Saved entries
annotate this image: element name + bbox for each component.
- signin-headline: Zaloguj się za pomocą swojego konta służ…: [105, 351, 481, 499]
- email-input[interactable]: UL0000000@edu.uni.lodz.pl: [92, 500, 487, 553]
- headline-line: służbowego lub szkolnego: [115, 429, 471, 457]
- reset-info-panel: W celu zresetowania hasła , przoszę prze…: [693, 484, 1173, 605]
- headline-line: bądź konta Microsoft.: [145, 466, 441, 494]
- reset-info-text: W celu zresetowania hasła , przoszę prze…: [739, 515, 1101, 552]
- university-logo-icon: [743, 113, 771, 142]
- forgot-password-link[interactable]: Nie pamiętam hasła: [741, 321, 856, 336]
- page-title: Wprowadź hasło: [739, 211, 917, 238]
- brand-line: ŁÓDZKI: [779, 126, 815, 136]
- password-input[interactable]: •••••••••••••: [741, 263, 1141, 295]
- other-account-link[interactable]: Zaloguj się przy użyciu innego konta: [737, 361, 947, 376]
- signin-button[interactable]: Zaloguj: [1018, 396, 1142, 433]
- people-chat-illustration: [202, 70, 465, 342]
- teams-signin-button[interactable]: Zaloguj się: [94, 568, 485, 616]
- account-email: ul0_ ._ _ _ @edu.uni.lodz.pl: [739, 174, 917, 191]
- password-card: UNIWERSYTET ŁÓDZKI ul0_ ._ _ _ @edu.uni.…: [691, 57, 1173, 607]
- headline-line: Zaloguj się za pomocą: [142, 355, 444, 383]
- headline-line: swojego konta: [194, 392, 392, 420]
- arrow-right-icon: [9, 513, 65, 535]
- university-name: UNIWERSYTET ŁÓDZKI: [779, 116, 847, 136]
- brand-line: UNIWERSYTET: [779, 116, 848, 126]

* * *

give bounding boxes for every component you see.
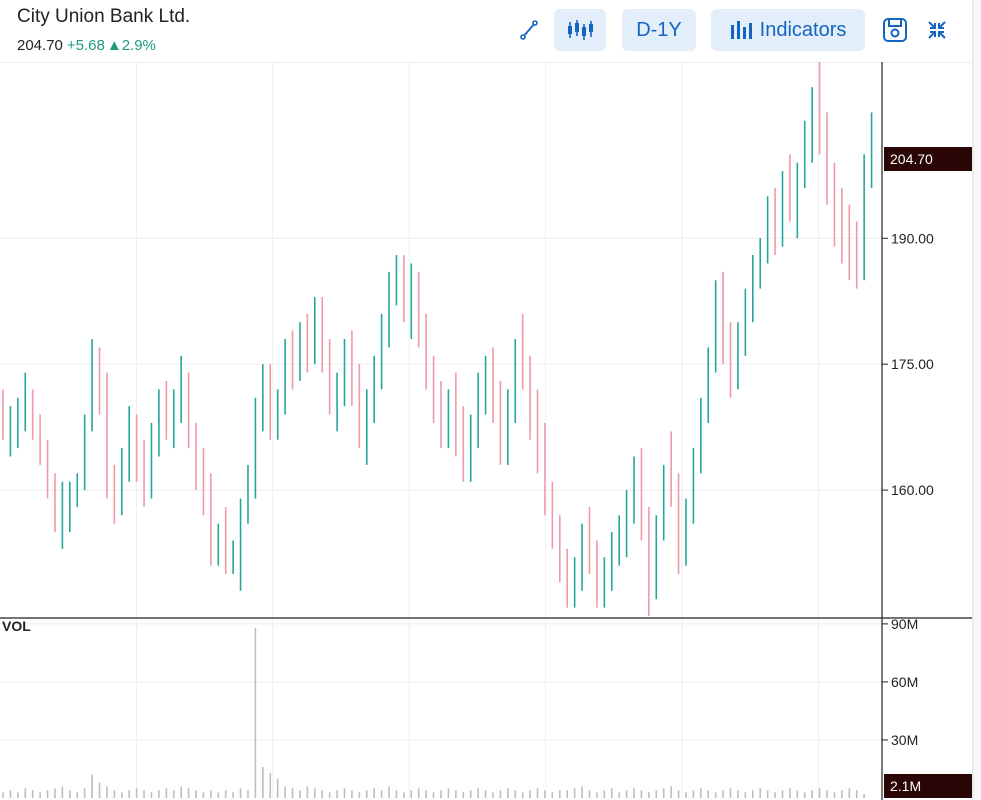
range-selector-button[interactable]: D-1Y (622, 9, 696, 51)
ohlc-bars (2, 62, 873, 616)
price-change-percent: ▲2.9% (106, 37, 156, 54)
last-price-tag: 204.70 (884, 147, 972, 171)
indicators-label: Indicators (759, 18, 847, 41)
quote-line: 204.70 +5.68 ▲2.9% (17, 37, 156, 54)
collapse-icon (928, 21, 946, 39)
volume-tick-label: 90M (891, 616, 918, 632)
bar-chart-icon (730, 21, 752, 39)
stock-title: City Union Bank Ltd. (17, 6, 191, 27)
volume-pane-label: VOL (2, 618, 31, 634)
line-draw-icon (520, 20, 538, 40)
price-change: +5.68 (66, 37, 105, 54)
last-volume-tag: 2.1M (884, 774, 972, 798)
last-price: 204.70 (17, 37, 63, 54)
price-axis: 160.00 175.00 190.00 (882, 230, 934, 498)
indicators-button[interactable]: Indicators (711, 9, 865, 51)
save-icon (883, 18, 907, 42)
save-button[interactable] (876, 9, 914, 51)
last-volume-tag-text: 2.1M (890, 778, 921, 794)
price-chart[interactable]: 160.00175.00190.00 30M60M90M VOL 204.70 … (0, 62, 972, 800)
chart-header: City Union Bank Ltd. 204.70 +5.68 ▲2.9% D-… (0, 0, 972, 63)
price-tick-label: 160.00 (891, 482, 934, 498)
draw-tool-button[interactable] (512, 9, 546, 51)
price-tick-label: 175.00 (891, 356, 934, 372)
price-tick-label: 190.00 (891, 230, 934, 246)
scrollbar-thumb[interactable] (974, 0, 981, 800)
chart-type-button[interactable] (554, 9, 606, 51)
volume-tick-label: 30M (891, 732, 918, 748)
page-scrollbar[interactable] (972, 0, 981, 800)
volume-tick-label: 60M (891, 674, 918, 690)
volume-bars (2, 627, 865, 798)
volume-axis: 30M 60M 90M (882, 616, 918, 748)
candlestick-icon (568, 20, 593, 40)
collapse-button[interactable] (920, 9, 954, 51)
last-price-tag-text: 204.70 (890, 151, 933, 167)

* * *

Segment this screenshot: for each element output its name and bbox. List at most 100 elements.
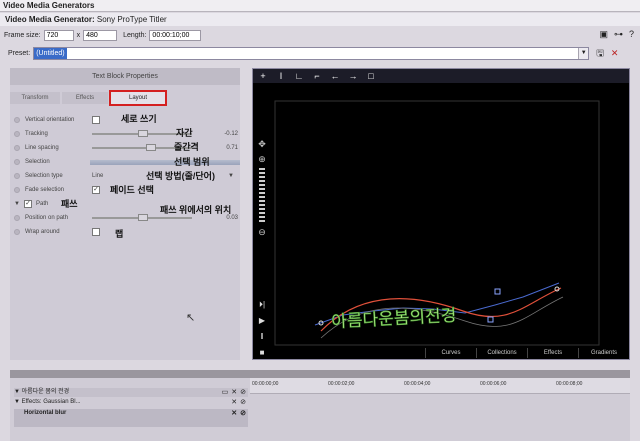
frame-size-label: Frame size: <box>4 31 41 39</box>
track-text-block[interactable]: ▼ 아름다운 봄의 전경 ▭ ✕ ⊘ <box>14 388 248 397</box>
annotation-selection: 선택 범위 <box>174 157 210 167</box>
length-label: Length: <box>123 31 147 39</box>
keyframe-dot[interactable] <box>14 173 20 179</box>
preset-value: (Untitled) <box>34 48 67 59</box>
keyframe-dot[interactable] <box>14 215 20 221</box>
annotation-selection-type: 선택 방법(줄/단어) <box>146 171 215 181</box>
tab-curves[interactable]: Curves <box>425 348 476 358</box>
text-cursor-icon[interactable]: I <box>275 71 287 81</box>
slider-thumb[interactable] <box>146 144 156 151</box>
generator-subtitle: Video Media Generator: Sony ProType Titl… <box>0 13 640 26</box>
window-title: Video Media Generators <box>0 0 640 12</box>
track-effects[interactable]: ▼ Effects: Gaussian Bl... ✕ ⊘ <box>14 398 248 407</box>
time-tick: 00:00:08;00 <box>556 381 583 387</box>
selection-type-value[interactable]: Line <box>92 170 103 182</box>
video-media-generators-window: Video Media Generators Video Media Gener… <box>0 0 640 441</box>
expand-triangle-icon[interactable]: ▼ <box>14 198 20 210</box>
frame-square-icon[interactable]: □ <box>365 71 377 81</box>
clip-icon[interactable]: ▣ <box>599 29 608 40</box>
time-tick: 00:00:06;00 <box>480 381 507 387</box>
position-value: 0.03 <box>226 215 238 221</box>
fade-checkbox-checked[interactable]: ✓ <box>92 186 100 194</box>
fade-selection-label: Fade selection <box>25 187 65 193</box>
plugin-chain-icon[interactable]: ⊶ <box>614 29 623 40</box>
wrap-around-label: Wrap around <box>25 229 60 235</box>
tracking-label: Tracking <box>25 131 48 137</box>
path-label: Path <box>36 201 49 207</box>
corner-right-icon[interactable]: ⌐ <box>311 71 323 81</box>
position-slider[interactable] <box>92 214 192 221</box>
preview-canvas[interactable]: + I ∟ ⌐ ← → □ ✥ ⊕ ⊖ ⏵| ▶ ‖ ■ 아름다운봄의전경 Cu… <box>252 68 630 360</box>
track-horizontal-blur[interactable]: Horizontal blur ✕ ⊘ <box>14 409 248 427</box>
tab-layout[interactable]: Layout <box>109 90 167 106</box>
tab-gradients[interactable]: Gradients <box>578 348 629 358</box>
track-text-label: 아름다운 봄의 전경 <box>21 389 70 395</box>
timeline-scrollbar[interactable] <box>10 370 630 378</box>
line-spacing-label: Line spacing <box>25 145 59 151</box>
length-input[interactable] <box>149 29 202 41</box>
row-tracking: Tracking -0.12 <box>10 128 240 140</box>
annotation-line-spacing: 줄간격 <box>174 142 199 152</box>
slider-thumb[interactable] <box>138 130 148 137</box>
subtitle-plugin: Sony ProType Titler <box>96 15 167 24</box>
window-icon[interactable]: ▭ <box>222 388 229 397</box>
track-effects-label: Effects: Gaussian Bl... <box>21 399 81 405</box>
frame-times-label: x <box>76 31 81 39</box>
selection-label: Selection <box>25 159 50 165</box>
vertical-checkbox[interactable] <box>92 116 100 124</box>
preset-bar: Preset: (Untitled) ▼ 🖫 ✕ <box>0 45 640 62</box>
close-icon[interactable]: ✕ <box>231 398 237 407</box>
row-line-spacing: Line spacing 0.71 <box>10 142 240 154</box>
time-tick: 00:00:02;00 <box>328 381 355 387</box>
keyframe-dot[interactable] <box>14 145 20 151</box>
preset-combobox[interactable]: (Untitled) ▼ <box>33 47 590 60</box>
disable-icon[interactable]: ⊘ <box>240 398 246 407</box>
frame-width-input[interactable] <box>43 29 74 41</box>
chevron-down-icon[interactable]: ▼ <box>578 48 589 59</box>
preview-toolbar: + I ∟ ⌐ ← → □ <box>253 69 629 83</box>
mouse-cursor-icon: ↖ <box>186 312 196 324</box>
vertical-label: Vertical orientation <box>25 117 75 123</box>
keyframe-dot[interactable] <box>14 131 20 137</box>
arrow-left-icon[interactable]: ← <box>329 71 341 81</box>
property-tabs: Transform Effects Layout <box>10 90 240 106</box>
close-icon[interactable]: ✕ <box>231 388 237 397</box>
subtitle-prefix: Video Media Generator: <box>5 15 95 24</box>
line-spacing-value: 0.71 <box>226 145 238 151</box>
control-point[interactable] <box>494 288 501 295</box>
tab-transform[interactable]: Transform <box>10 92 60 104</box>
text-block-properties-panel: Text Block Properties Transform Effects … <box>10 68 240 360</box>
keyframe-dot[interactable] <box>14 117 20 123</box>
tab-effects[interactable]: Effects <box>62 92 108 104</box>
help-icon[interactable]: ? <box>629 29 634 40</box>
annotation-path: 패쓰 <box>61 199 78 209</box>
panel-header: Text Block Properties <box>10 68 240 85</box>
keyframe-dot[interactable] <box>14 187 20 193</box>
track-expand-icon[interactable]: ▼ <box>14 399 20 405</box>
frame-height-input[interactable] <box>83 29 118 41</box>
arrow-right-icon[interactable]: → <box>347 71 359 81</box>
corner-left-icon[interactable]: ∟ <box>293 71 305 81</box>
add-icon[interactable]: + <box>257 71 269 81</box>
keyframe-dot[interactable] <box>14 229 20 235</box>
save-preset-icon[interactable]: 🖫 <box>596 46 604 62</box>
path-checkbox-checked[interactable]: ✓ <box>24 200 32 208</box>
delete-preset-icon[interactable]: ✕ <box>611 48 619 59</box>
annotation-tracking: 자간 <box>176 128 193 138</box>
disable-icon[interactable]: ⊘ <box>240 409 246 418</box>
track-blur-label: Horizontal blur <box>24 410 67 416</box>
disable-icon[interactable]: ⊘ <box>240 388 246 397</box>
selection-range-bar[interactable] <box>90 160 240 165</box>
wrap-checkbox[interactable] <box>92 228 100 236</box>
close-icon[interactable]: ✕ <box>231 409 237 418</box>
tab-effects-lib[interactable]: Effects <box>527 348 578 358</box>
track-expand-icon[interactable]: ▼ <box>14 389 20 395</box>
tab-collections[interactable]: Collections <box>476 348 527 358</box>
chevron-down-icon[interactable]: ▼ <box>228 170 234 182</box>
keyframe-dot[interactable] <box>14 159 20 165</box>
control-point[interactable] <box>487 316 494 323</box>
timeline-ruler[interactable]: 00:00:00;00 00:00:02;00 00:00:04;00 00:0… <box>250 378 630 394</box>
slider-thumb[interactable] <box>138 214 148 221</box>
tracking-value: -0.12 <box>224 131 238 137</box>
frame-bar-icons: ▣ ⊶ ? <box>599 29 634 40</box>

* [TASK TO CARRY OUT]
Update the listing from the line with "annotate this image: element" to the line with "- brand-line: UNIWERSYTET: [779, 116, 848, 126]" by replacing "headline-line" with "heading-line", leaving everything else unchanged. Return only those lines.

* [WORKED SOLUTION]
annotate this image: element name + bbox for each component.
- signin-headline: Zaloguj się za pomocą swojego konta służ…: [105, 351, 481, 499]
- email-input[interactable]: UL0000000@edu.uni.lodz.pl: [92, 500, 487, 553]
- heading-line: służbowego lub szkolnego: [115, 429, 471, 457]
- reset-info-panel: W celu zresetowania hasła , przoszę prze…: [693, 484, 1173, 605]
- heading-line: bądź konta Microsoft.: [145, 466, 441, 494]
- reset-info-text: W celu zresetowania hasła , przoszę prze…: [739, 515, 1101, 552]
- university-logo-icon: [743, 113, 771, 142]
- forgot-password-link[interactable]: Nie pamiętam hasła: [741, 321, 856, 336]
- page-title: Wprowadź hasło: [739, 211, 917, 238]
- brand-line: ŁÓDZKI: [779, 126, 815, 136]
- password-input[interactable]: •••••••••••••: [741, 263, 1141, 295]
- other-account-link[interactable]: Zaloguj się przy użyciu innego konta: [737, 361, 947, 376]
- signin-button[interactable]: Zaloguj: [1018, 396, 1142, 433]
- people-chat-illustration: [202, 70, 465, 342]
- teams-signin-button[interactable]: Zaloguj się: [94, 568, 485, 616]
- account-email: ul0_ ._ _ _ @edu.uni.lodz.pl: [739, 174, 917, 191]
- password-card: UNIWERSYTET ŁÓDZKI ul0_ ._ _ _ @edu.uni.…: [691, 57, 1173, 607]
- heading-line: Zaloguj się za pomocą: [142, 355, 444, 383]
- heading-line: swojego konta: [194, 392, 392, 420]
- arrow-right-icon: [9, 513, 65, 535]
- university-name: UNIWERSYTET ŁÓDZKI: [779, 116, 847, 136]
- brand-line: UNIWERSYTET: [779, 116, 848, 126]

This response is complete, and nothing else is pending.